--- Fragmento del documento ---
Existe “la cuisine française“, “la cucina italiana“, la cocina española,la comida árabe, cada país de Europa, Asia y América Latina también tienen la suya, pero respecto a la Argentina? Existe algo así como “la cocina argentina”? Pregunto esto precisamente por el crisol de razas que supone este país, habitado por tantos descendientes inmigrantes, no sólo italianos y españoles, sino judíos, musulmanes, irlandeses, galeses, croatas, rusos, ucranianos, suizos, alemanes, etc., por lo cual, es razonable pensar en que no existe tal autenticidad nacional, sino “muchas cocinas argentinas”, de acuerdo a cada comunidad de origen.
---
> [Tus tareas]
(a) Para cada afirmación, di si concuerda con el fragmento sobre la cocina argentina y cita literalmente las palabras que lo deciden. (i) Entre los descendientes de inmigrantes que habitan la Argentina se cuentan galeses. (ii) Se sostiene que hay una sola cocina argentina auténtica. (iii) Cada país de Europa, Asia y América Latina tiene su propia cocina.
(b) Prosigue el fragmento sobre la cocina argentina a partir de su última oración.
Las entradas no tienen relación con el fragmento sobre la cocina argentina.
--- Información proporcionada ---
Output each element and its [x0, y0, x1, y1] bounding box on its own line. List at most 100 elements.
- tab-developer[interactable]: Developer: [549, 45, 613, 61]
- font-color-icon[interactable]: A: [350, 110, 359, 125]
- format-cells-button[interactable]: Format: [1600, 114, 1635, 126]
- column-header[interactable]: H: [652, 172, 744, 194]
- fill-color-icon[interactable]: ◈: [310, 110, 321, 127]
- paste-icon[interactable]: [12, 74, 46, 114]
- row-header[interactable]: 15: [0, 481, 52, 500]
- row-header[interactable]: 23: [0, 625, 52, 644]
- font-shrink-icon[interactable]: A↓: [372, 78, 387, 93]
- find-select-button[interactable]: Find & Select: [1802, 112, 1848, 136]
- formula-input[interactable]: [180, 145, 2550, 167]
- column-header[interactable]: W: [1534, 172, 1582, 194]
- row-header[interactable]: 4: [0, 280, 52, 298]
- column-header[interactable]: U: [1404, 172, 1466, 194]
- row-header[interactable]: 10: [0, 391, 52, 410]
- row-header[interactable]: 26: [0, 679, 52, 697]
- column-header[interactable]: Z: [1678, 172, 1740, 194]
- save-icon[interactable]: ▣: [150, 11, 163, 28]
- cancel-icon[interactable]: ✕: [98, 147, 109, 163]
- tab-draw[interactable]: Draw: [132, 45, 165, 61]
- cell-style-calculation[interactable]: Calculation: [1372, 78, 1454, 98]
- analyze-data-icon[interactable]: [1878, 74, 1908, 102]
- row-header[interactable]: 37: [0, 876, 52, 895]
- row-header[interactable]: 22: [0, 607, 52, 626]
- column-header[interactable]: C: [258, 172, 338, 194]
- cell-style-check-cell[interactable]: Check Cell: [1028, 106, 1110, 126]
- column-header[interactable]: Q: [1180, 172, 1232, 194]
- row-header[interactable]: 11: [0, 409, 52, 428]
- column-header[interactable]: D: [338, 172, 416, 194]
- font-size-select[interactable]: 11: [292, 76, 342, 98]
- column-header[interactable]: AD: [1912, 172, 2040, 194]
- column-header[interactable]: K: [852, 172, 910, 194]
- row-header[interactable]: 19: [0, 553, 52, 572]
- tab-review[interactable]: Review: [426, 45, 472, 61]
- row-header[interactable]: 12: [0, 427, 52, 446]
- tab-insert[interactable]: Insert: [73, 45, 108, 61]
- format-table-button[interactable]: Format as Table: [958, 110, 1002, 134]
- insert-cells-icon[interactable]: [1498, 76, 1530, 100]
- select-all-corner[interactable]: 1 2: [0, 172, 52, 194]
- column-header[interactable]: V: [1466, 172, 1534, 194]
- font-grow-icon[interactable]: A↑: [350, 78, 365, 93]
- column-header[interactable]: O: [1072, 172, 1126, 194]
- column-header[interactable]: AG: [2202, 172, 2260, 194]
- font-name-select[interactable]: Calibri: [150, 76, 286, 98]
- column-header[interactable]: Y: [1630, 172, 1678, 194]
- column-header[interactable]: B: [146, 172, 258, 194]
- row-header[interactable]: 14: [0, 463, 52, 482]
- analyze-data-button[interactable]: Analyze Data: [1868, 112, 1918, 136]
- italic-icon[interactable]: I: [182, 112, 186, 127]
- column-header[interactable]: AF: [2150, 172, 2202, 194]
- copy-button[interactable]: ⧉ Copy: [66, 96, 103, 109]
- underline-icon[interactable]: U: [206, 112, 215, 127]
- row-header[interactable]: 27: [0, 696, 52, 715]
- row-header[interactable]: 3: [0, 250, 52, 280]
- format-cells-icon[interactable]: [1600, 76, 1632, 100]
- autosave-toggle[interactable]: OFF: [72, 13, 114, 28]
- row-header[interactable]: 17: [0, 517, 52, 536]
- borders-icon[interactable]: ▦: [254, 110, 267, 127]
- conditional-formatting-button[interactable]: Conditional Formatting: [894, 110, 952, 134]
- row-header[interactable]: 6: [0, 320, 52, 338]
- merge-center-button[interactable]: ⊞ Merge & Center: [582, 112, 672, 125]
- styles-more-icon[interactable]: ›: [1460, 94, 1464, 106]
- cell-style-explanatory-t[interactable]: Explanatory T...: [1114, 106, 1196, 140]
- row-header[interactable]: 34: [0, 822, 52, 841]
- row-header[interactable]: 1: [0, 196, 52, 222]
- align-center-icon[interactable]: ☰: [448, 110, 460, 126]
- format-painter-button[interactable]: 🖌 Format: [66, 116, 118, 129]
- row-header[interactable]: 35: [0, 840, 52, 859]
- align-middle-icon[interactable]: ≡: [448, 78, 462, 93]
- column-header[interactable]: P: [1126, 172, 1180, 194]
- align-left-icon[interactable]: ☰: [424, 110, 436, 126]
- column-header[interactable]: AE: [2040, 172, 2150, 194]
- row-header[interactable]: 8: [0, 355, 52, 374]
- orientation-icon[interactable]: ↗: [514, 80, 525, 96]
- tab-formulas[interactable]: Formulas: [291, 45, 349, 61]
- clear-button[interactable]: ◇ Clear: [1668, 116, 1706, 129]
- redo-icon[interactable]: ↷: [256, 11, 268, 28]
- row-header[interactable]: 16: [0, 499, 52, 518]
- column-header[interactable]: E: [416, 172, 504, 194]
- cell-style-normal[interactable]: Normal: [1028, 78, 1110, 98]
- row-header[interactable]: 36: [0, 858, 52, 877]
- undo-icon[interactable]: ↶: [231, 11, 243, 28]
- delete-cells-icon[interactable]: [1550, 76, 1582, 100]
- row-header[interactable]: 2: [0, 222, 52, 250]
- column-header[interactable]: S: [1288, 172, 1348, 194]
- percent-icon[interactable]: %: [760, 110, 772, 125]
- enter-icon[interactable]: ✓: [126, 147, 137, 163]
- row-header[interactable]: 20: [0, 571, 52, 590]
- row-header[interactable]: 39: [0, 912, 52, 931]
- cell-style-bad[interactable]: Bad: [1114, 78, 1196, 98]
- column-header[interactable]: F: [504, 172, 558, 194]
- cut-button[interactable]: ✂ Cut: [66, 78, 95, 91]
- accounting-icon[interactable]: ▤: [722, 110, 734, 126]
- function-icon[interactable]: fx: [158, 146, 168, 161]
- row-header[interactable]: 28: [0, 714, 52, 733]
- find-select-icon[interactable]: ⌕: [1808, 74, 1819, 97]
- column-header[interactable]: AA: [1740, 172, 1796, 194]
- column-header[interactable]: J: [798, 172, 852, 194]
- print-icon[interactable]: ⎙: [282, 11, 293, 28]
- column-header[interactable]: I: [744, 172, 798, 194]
---
> [Respuestas]
(a)
(i) Sí: «no sólo italianos y españoles, sino judíos, musulmanes, irlandeses, galeses, croatas».
(ii) No: «no existe tal autenticidad nacional, sino “muchas cocinas argentinas”, de acuerdo a cada comunidad de origen».
(iii) Sí: «cada país de Europa, Asia y América Latina también tienen la suya».

(b)
Sí han existido y existen demasiados cocineros o chefs argentinos de notoriedad, mujeres y cada vez más hombres, en todos los rubros: comida salada, dulce, mix, repostería, etc. La pionera, la santiagueña Petrona Carrizo de Gandulfo en los años sesenta y luego, el “Gato” Dumas, Blanca Cotta, la malograda Marta Ballina, “Maru” Botana, el esperancino y descendiente de suizos Osvaldo Gross, Narda Lepes, Dolli Irigoyen, Ariel Rodríguez, el descendiente de nipones Alejandro Komiyama y el personaje al que quiero homenajear hoy, un argentino de apellido y descendencia francesa, Francisco José Mallmann, alias Francis Mallmann: un vanguardista en “la cocina de los fuegos”, mezcla de cocinas nativas, gauchas y europeas.

Además de haber sido padre de cinco hijos, profesor de esquí, escritor de libros y pescador, la originalidad de Mallmann, a diferencia de todos los demás, es que habiendo sido él mismo, hijo de un físico del Instituto Balseiro en Bariloche (Río Negro) y aprendido cocina francesa en París en los años ochenta, cambió permantemente en su profesión de chef hasta dedicarse a su mayor innovación, en tiempos recientes.